→ THE PROBLEM
Gather every line in the records below that contains the word "Fourment".

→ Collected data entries
##########

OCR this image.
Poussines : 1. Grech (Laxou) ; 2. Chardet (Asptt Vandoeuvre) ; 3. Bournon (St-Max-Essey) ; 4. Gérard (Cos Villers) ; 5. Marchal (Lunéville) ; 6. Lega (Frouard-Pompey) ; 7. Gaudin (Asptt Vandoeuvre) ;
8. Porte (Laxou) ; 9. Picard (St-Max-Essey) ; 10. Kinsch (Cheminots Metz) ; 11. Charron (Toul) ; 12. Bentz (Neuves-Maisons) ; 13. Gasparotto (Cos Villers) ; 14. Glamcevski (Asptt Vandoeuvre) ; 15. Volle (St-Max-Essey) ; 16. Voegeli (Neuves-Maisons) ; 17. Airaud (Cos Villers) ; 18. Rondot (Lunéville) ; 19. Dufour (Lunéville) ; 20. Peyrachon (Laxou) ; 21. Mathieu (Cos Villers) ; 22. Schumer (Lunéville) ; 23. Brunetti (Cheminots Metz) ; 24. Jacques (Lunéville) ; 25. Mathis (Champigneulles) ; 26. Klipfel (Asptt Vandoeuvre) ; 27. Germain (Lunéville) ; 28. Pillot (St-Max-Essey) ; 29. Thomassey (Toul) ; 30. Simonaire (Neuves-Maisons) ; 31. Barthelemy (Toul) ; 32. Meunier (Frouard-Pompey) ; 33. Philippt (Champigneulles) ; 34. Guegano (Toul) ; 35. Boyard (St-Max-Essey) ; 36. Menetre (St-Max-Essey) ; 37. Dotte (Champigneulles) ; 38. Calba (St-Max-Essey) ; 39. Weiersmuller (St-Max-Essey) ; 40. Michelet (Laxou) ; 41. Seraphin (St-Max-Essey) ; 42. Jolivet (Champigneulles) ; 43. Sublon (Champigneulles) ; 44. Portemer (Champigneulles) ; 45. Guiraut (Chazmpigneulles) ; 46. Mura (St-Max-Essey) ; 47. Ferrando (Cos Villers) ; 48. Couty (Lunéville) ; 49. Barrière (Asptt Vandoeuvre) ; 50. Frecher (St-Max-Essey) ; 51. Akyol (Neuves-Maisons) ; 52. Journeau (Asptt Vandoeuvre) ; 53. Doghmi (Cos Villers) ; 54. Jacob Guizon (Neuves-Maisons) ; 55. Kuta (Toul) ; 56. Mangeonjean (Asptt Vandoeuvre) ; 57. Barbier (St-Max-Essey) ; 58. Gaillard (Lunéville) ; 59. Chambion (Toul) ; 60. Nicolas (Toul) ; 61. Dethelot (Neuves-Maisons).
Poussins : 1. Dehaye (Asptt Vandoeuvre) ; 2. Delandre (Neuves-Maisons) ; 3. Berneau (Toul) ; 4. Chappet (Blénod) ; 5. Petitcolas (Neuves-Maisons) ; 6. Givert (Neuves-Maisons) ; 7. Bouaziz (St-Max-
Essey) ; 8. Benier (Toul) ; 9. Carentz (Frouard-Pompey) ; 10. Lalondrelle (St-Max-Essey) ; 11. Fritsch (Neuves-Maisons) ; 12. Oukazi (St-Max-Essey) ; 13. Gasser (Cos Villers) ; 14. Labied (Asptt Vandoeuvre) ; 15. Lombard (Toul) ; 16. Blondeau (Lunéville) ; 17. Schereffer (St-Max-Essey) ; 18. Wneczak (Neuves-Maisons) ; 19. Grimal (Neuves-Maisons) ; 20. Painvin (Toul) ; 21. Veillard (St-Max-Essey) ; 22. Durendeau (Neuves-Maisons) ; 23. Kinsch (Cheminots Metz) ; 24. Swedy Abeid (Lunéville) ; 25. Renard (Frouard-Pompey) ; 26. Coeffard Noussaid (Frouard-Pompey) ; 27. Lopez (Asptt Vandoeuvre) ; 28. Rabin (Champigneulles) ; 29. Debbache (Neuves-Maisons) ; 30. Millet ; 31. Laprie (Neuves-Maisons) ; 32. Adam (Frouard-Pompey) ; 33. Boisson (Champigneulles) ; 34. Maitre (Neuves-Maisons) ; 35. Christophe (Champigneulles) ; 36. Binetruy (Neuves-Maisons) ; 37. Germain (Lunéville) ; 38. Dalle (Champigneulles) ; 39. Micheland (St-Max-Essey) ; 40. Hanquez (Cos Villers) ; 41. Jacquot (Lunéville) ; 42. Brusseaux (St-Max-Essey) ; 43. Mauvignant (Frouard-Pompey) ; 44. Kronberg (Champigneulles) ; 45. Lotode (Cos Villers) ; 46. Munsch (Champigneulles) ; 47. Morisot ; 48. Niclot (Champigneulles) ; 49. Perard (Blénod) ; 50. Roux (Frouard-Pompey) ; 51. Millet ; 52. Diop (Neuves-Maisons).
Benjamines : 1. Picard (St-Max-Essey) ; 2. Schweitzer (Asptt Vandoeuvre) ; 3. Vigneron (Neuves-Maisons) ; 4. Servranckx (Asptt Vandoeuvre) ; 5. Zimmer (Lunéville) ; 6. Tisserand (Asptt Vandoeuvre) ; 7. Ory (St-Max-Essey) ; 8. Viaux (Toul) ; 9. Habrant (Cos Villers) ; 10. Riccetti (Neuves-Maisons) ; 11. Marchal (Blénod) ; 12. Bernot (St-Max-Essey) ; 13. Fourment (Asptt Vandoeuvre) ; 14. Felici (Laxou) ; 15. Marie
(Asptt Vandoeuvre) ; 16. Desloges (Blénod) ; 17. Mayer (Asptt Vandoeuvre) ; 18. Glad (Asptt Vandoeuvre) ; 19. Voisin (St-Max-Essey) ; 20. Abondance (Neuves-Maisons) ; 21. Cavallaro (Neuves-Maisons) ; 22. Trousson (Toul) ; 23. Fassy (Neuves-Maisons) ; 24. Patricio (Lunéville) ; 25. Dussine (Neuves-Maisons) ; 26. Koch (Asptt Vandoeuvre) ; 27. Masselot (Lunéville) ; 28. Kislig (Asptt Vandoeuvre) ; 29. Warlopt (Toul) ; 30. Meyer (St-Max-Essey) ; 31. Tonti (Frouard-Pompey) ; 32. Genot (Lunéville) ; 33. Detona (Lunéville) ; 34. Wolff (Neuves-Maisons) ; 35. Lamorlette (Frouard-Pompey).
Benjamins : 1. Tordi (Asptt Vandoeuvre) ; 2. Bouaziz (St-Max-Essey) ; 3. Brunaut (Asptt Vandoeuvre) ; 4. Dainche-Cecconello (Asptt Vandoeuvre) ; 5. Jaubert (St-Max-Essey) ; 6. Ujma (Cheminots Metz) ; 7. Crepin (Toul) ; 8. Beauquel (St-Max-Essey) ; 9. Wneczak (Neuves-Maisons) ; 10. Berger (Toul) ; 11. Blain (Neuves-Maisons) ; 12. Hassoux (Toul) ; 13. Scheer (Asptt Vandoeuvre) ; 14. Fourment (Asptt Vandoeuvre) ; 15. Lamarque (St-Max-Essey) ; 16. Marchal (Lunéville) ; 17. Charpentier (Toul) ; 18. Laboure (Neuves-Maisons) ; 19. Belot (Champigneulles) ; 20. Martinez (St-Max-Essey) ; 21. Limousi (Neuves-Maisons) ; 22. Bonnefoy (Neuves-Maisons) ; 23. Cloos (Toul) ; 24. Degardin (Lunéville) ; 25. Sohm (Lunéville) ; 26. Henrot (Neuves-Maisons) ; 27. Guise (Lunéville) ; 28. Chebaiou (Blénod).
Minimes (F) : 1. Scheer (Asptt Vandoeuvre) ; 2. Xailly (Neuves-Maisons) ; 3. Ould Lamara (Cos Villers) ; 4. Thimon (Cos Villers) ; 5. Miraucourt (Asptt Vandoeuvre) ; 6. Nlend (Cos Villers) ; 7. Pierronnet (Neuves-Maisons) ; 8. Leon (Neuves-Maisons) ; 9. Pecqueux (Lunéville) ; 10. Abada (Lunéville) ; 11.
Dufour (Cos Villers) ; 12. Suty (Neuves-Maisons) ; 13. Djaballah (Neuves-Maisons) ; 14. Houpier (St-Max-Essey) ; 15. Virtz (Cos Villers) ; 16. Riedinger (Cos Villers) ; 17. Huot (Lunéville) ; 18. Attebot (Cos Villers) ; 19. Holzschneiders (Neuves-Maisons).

##########

→ REPLY
Benjamines : 1. Picard (St-Max-Essey) ; 2. Schweitzer (Asptt Vandoeuvre) ; 3. Vigneron (Neuves-Maisons) ; 4. Servranckx (Asptt Vandoeuvre) ; 5. Zimmer (Lunéville) ; 6. Tisserand (Asptt Vandoeuvre) ; 7. Ory (St-Max-Essey) ; 8. Viaux (Toul) ; 9. Habrant (Cos Villers) ; 10. Riccetti (Neuves-Maisons) ; 11. Marchal (Blénod) ; 12. Bernot (St-Max-Essey) ; 13. Fourment (Asptt Vandoeuvre) ; 14. Felici (Laxou) ; 15. Marie
Benjamins : 1. Tordi (Asptt Vandoeuvre) ; 2. Bouaziz (St-Max-Essey) ; 3. Brunaut (Asptt Vandoeuvre) ; 4. Dainche-Cecconello (Asptt Vandoeuvre) ; 5. Jaubert (St-Max-Essey) ; 6. Ujma (Cheminots Metz) ; 7. Crepin (Toul) ; 8. Beauquel (St-Max-Essey) ; 9. Wneczak (Neuves-Maisons) ; 10. Berger (Toul) ; 11. Blain (Neuves-Maisons) ; 12. Hassoux (Toul) ; 13. Scheer (Asptt Vandoeuvre) ; 14. Fourment (Asptt Vandoeuvre) ; 15. Lamarque (St-Max-Essey) ; 16. Marchal (Lunéville) ; 17. Charpentier (Toul) ; 18. Laboure (Neuves-Maisons) ; 19. Belot (Champigneulles) ; 20. Martinez (St-Max-Essey) ; 21. Limousi (Neuves-Maisons) ; 22. Bonnefoy (Neuves-Maisons) ; 23. Cloos (Toul) ; 24. Degardin (Lunéville) ; 25. Sohm (Lunéville) ; 26. Henrot (Neuves-Maisons) ; 27. Guise (Lunéville) ; 28. Chebaiou (Blénod).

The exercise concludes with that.